*JOB*:
In the entries below, count every line with the word "Menu". Return only the count.

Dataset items
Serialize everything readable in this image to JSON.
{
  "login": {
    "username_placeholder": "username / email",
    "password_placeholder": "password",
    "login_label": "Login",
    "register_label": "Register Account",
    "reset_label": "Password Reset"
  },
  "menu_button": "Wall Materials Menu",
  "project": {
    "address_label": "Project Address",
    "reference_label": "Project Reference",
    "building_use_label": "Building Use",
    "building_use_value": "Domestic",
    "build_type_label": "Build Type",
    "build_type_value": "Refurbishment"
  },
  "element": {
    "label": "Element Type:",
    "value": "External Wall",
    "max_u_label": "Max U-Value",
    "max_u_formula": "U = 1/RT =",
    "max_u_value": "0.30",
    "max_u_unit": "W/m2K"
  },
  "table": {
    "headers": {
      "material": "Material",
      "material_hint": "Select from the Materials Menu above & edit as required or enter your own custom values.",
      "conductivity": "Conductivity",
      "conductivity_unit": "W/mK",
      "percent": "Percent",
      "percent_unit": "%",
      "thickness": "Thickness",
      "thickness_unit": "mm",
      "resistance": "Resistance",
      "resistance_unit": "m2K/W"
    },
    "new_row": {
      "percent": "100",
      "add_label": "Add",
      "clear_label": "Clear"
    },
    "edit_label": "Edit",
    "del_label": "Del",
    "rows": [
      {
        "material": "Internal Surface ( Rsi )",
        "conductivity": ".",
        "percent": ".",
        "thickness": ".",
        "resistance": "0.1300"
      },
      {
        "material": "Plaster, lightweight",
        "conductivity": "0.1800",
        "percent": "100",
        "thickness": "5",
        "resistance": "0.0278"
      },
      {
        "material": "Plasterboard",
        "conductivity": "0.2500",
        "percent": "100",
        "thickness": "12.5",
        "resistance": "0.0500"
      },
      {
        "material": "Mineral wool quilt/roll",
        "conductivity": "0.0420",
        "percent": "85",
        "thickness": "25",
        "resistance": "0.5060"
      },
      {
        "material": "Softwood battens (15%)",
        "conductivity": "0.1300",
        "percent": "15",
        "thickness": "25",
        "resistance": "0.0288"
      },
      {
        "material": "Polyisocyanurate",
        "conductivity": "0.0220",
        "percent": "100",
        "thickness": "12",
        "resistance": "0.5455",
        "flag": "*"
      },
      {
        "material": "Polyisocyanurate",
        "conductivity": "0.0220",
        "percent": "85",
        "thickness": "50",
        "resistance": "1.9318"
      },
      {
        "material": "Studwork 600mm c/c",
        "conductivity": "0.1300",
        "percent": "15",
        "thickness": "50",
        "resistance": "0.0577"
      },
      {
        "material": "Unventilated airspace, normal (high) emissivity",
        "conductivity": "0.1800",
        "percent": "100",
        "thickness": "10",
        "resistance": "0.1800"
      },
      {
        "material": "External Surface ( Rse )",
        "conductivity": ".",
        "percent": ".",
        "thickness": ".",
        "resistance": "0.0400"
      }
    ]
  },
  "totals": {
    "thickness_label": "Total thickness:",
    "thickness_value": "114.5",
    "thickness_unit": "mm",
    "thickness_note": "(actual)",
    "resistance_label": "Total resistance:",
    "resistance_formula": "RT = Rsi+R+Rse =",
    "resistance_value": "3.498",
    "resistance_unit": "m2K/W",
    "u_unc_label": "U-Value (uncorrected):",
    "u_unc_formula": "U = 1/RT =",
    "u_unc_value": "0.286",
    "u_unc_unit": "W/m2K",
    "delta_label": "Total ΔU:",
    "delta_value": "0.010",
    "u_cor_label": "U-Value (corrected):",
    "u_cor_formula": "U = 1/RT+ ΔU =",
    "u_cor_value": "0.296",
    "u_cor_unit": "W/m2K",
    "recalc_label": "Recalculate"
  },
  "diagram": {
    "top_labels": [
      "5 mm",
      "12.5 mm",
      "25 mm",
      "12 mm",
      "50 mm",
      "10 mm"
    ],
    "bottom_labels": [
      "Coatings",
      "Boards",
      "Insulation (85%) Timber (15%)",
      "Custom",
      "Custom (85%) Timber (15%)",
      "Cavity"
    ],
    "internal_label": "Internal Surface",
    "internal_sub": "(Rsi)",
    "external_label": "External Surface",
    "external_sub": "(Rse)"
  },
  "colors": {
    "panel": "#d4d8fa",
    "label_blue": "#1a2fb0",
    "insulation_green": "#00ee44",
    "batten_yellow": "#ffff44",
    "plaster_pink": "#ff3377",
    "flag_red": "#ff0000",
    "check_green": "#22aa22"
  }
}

*WRITTEN RESPONSE*:
2